Extracted data entries —
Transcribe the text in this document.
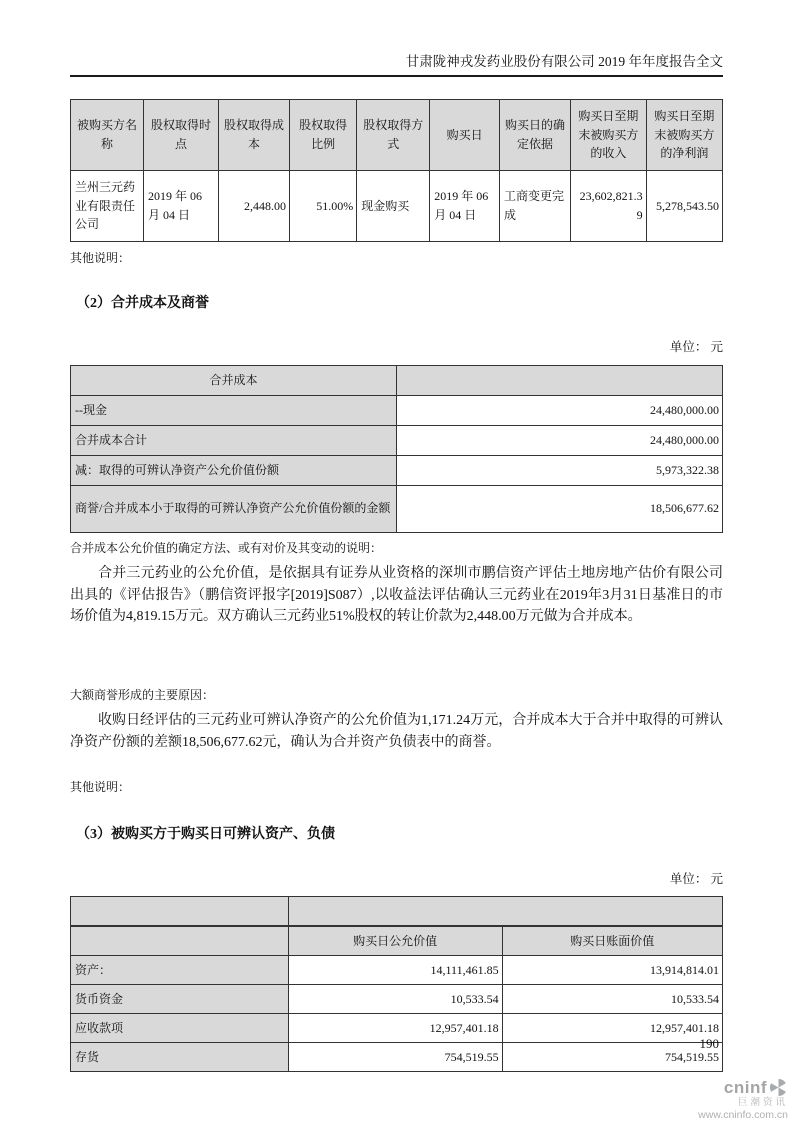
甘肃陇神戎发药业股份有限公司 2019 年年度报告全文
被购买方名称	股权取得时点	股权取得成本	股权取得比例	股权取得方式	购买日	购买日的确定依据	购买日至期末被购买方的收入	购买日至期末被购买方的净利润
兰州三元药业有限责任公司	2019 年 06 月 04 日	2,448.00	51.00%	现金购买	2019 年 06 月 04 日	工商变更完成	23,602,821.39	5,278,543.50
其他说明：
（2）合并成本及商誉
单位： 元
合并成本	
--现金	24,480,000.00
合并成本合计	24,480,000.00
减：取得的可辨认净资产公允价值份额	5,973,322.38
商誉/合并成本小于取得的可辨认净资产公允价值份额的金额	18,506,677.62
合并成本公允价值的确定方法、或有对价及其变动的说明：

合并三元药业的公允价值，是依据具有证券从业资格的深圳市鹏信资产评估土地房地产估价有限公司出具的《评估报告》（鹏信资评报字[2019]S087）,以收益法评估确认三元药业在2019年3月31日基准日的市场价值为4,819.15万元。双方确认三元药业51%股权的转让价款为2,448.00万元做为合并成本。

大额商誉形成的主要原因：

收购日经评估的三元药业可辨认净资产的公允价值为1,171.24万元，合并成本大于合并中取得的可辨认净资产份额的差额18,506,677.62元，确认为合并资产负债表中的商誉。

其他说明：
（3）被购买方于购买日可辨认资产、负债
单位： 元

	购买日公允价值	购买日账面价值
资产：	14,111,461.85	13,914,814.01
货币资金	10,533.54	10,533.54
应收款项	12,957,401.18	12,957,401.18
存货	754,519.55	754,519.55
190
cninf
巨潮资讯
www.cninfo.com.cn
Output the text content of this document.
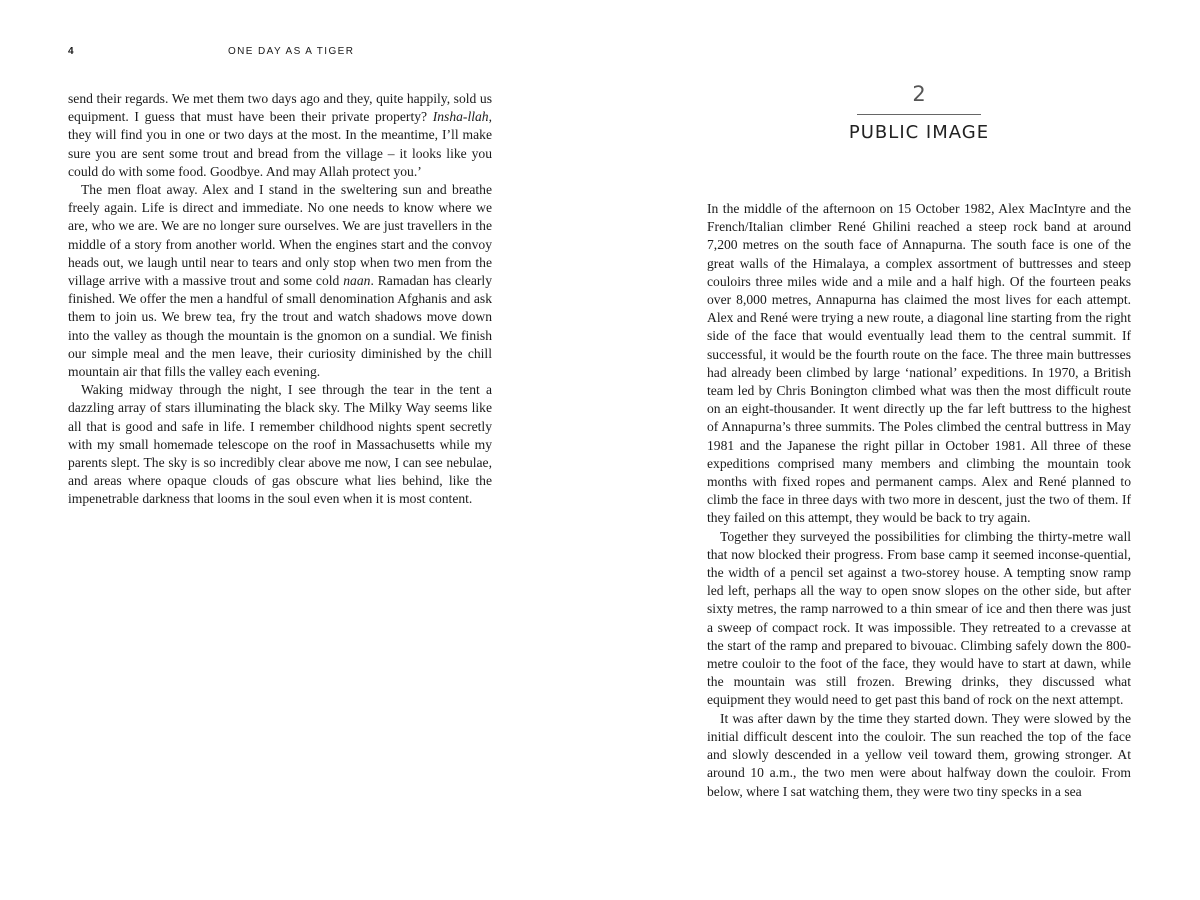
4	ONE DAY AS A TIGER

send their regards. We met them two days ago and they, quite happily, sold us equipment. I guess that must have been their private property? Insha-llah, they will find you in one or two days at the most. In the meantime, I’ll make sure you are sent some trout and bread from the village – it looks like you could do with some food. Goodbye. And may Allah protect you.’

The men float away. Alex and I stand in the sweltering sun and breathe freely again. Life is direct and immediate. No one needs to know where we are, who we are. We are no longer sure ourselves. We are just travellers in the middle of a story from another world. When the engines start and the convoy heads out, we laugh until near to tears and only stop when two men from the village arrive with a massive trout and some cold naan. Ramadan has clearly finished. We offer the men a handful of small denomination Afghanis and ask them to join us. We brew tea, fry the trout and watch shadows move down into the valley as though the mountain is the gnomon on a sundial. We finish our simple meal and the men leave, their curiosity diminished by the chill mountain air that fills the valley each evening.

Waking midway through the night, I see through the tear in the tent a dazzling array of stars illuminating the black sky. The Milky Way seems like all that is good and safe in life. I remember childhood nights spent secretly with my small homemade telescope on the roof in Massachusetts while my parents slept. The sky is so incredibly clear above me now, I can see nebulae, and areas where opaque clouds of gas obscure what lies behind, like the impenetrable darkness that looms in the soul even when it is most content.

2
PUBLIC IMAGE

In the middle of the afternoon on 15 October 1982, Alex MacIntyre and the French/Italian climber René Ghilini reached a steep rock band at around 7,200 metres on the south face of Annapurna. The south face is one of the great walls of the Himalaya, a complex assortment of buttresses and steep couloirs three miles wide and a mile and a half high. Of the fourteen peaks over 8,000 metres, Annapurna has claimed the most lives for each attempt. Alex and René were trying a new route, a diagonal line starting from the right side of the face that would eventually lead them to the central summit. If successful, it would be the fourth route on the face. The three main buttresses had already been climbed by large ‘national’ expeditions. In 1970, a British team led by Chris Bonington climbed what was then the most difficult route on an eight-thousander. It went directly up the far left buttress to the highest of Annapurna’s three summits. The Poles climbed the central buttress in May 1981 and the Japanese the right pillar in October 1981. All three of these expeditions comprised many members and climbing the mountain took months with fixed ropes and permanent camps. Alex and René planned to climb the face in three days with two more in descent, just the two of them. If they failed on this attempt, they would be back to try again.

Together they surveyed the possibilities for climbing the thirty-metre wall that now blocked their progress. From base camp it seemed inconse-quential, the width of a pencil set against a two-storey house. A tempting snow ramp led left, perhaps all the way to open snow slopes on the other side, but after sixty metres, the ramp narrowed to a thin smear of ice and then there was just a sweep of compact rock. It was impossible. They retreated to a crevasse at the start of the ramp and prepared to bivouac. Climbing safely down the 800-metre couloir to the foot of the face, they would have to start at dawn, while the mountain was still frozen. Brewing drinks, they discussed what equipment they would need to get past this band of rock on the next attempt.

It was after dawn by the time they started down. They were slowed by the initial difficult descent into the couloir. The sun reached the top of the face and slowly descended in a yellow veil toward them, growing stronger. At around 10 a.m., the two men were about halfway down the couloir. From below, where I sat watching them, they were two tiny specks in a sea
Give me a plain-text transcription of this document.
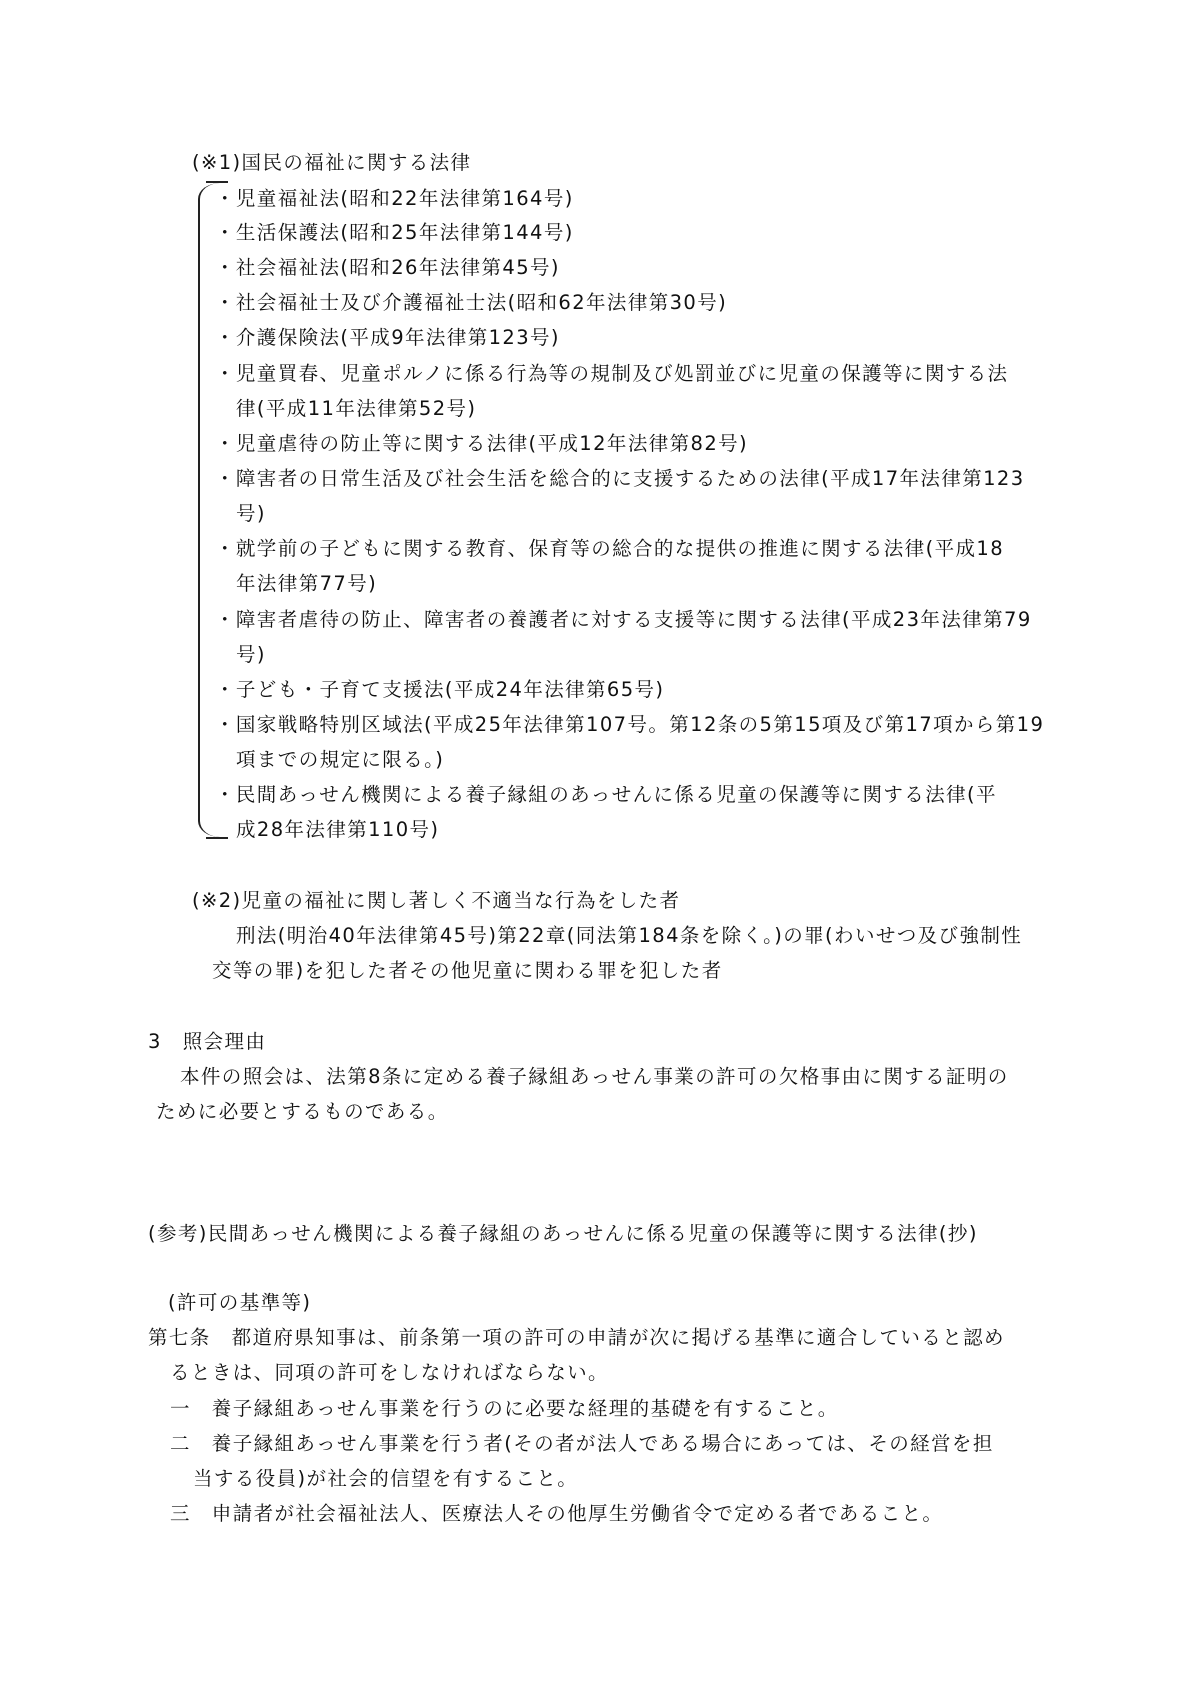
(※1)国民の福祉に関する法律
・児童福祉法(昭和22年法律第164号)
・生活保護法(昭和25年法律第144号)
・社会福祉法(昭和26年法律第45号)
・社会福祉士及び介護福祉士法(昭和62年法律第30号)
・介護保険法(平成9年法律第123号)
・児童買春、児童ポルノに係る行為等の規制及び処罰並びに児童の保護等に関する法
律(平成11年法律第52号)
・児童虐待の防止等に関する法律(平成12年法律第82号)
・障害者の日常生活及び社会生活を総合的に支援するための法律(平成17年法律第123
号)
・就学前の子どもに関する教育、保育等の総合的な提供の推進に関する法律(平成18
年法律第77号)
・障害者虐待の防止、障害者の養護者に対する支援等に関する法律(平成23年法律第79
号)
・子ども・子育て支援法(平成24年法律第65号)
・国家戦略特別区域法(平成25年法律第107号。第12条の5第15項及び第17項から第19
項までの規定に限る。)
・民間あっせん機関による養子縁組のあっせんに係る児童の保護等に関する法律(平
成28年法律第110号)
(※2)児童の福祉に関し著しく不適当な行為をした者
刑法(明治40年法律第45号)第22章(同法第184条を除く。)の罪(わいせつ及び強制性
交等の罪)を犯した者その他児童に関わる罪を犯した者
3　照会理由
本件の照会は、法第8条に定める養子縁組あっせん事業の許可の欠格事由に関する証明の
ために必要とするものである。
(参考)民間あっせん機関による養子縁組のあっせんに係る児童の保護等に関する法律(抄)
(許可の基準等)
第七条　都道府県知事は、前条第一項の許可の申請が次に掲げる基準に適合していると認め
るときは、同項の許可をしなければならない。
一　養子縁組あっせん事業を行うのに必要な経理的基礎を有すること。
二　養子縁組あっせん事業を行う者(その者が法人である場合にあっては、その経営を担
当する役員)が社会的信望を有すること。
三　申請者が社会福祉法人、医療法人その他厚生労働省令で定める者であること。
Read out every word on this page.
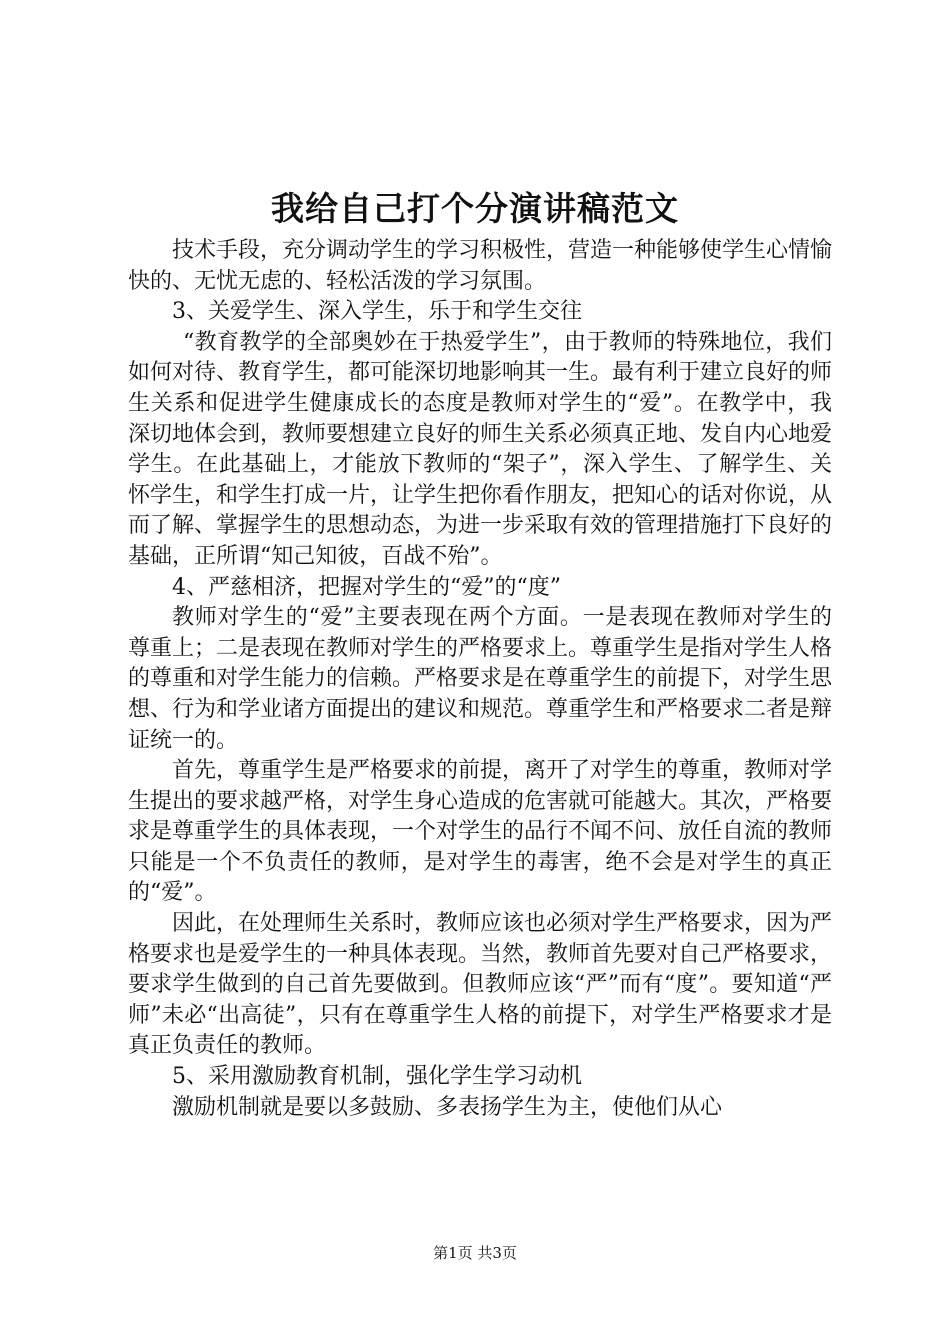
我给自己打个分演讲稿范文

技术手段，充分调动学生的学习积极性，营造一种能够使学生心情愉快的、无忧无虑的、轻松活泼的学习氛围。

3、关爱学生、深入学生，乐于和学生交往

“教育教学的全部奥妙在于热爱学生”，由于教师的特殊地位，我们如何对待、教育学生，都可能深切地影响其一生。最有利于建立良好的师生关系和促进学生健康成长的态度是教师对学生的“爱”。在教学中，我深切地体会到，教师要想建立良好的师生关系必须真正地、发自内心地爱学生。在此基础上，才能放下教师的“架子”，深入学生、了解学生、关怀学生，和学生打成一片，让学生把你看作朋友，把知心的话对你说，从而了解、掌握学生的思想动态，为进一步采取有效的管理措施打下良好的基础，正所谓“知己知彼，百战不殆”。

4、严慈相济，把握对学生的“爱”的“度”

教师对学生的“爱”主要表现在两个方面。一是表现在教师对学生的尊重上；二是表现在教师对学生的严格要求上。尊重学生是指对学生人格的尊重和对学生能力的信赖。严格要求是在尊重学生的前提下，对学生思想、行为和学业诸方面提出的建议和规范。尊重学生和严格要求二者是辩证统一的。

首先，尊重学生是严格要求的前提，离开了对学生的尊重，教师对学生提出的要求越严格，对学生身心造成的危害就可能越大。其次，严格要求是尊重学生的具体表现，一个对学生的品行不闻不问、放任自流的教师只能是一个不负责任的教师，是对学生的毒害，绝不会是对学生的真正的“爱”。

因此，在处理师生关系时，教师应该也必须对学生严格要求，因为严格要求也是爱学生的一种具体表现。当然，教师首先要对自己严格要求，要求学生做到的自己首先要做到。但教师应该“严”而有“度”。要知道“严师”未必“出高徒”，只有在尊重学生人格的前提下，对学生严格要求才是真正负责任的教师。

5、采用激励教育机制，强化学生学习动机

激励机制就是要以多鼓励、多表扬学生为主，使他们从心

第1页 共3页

Task to carry out — Identify every line above that includes the word "深入学生", and show those lines.

Result below —
3、关爱学生、深入学生，乐于和学生交往
“教育教学的全部奥妙在于热爱学生”，由于教师的特殊地位，我们如何对待、教育学生，都可能深切地影响其一生。最有利于建立良好的师生关系和促进学生健康成长的态度是教师对学生的“爱”。在教学中，我深切地体会到，教师要想建立良好的师生关系必须真正地、发自内心地爱学生。在此基础上，才能放下教师的“架子”，深入学生、了解学生、关怀学生，和学生打成一片，让学生把你看作朋友，把知心的话对你说，从而了解、掌握学生的思想动态，为进一步采取有效的管理措施打下良好的基础，正所谓“知己知彼，百战不殆”。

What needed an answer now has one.